-- start --

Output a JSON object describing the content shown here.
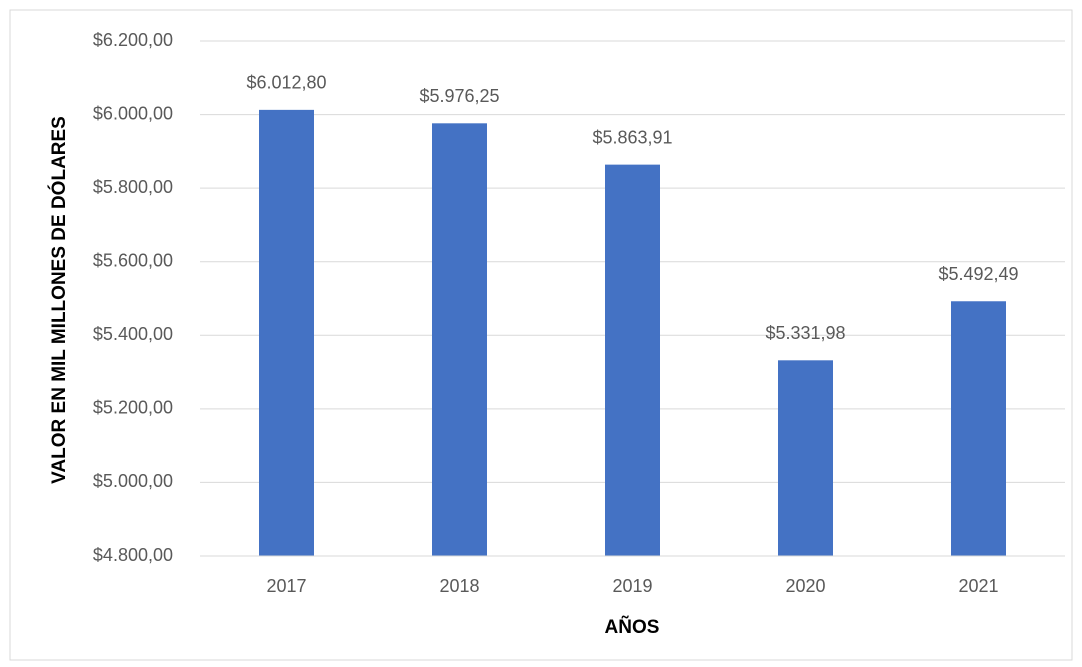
{
  "chart_data": {
    "type": "bar",
    "x_label": "AÑOS",
    "y_label": "VALOR EN MIL MILLONES DE DÓLARES",
    "categories": [
      "2017",
      "2018",
      "2019",
      "2020",
      "2021"
    ],
    "values": [
      6012.8,
      5976.25,
      5863.91,
      5331.98,
      5492.49
    ],
    "value_labels": [
      "$6.012,80",
      "$5.976,25",
      "$5.863,91",
      "$5.331,98",
      "$5.492,49"
    ],
    "color": "#4472c4",
    "ylim": [
      4800,
      6200
    ],
    "yticks": [
      {
        "value": 4800,
        "label": "$4.800,00"
      },
      {
        "value": 5000,
        "label": "$5.000,00"
      },
      {
        "value": 5200,
        "label": "$5.200,00"
      },
      {
        "value": 5400,
        "label": "$5.400,00"
      },
      {
        "value": 5600,
        "label": "$5.600,00"
      },
      {
        "value": 5800,
        "label": "$5.800,00"
      },
      {
        "value": 6000,
        "label": "$6.000,00"
      },
      {
        "value": 6200,
        "label": "$6.200,00"
      }
    ],
    "grid": true
  }
}
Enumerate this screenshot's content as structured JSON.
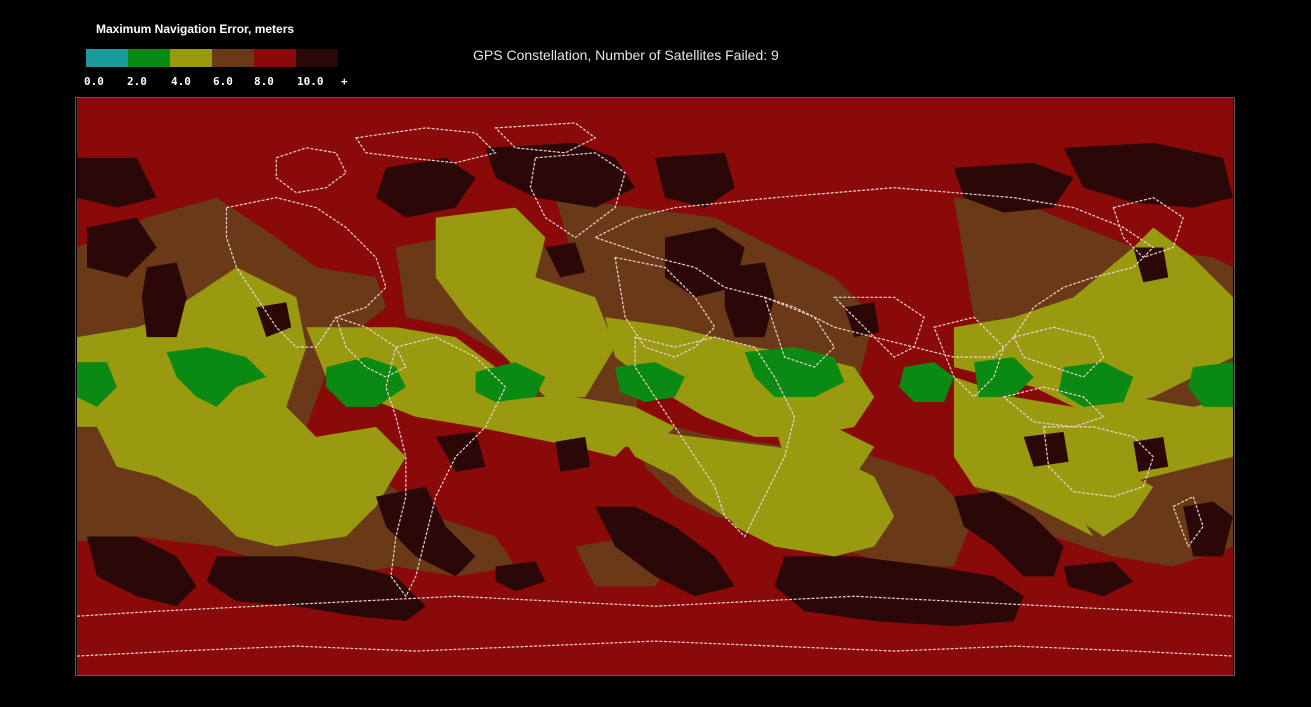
{
  "legend": {
    "title": "Maximum Navigation Error, meters",
    "bins": [
      {
        "color": "#1a9a9a"
      },
      {
        "color": "#0a8a12"
      },
      {
        "color": "#9a9a10"
      },
      {
        "color": "#6a3a18"
      },
      {
        "color": "#8a0a0a"
      },
      {
        "color": "#2a0808"
      }
    ],
    "ticks": [
      "0.0",
      "2.0",
      "4.0",
      "6.0",
      "8.0",
      "10.0",
      "+"
    ]
  },
  "map": {
    "title": "GPS Constellation, Number of Satellites Failed: 9",
    "colors": {
      "teal": "#1a9a9a",
      "green": "#0a8a12",
      "olive": "#9a9a10",
      "brown": "#6a3a18",
      "red": "#8a0a0a",
      "dark": "#2a0808",
      "coastline": "#f0d0d0"
    }
  }
}
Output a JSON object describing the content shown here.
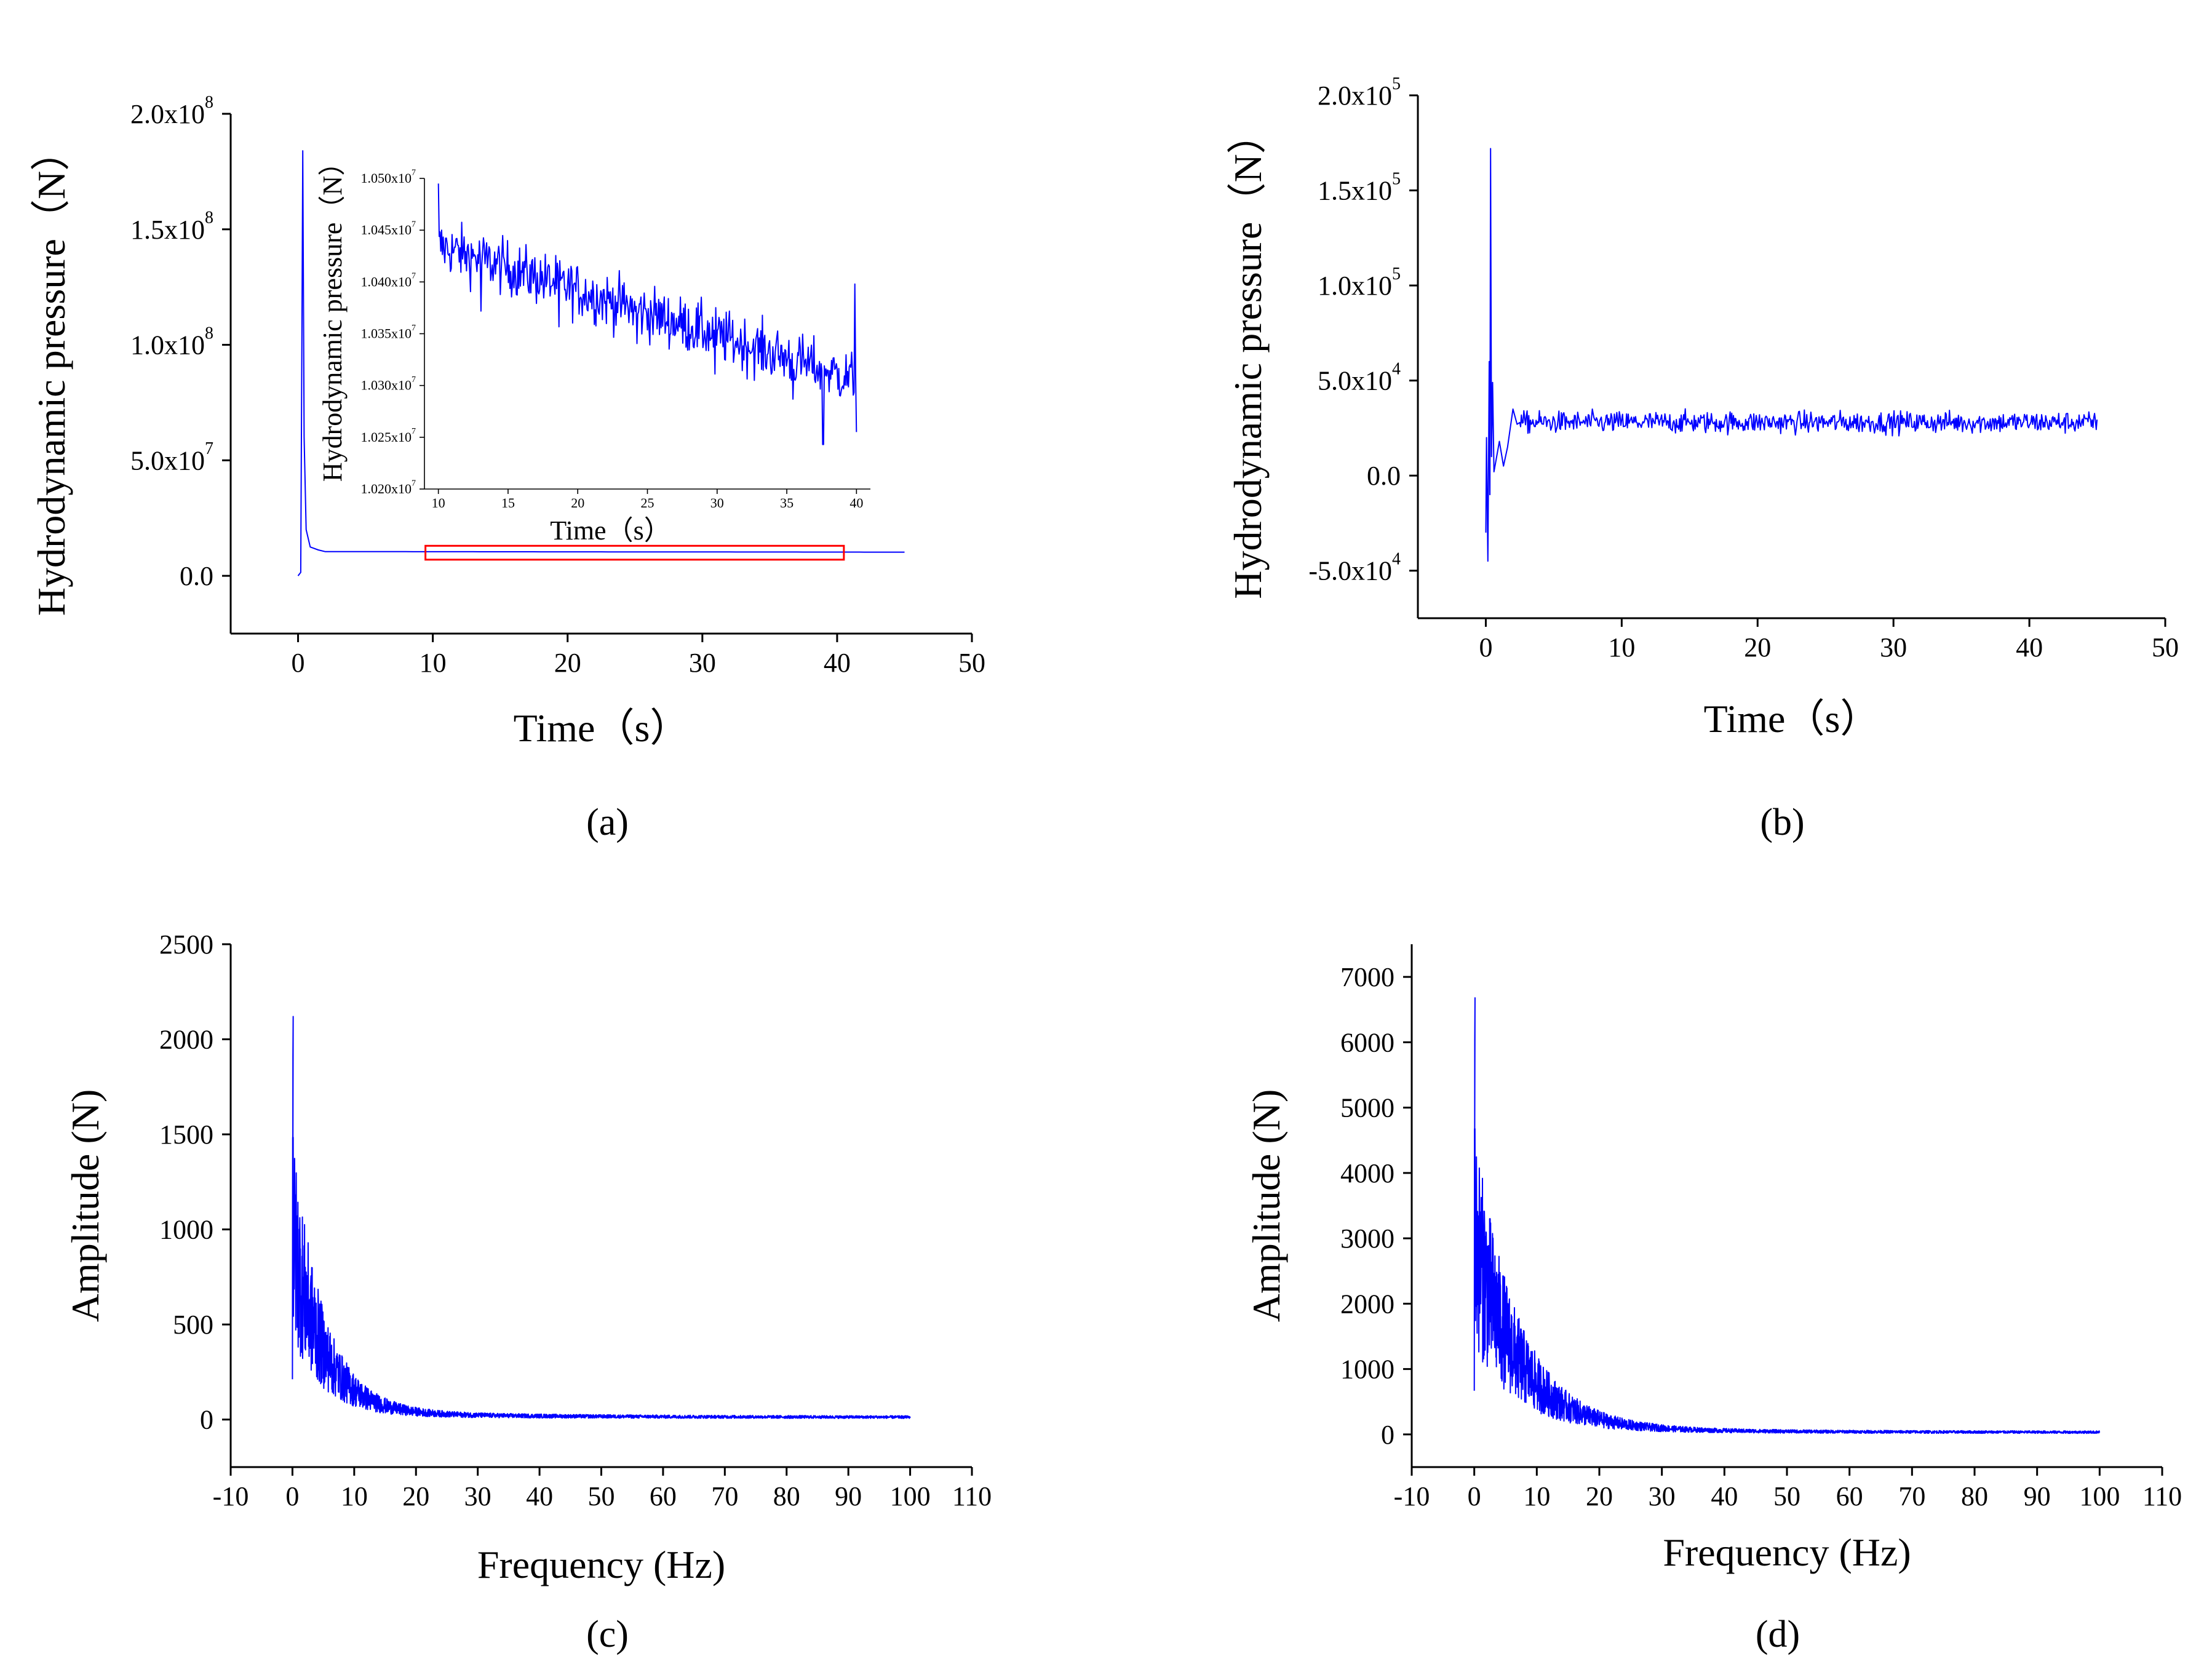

-- end --

Without including any picture, repeat the data exactly.

§ **Solution to this task**
Output a JSON object describing the content shown here.
{
  "chart_data": {
    "type": "bar",
    "x_label": "AÑOS",
    "y_label": "VALOR EN MIL MILLONES DE DÓLARES",
    "categories": [
      "2017",
      "2018",
      "2019",
      "2020",
      "2021"
    ],
    "values": [
      6012.8,
      5976.25,
      5863.91,
      5331.98,
      5492.49
    ],
    "value_labels": [
      "$6.012,80",
      "$5.976,25",
      "$5.863,91",
      "$5.331,98",
      "$5.492,49"
    ],
    "color": "#4472c4",
    "ylim": [
      4800,
      6200
    ],
    "yticks": [
      {
        "value": 4800,
        "label": "$4.800,00"
      },
      {
        "value": 5000,
        "label": "$5.000,00"
      },
      {
        "value": 5200,
        "label": "$5.200,00"
      },
      {
        "value": 5400,
        "label": "$5.400,00"
      },
      {
        "value": 5600,
        "label": "$5.600,00"
      },
      {
        "value": 5800,
        "label": "$5.800,00"
      },
      {
        "value": 6000,
        "label": "$6.000,00"
      },
      {
        "value": 6200,
        "label": "$6.200,00"
      }
    ],
    "grid": true
  }
}
Enumerate this screenshot's content as structured JSON.
{
  "legend": {
    "title": "Maximum Navigation Error, meters",
    "bins": [
      {
        "color": "#1a9a9a"
      },
      {
        "color": "#0a8a12"
      },
      {
        "color": "#9a9a10"
      },
      {
        "color": "#6a3a18"
      },
      {
        "color": "#8a0a0a"
      },
      {
        "color": "#2a0808"
      }
    ],
    "ticks": [
      "0.0",
      "2.0",
      "4.0",
      "6.0",
      "8.0",
      "10.0",
      "+"
    ]
  },
  "map": {
    "title": "GPS Constellation, Number of Satellites Failed: 9",
    "colors": {
      "teal": "#1a9a9a",
      "green": "#0a8a12",
      "olive": "#9a9a10",
      "brown": "#6a3a18",
      "red": "#8a0a0a",
      "dark": "#2a0808",
      "coastline": "#f0d0d0"
    }
  }
}
Output a JSON object describing the content shown here.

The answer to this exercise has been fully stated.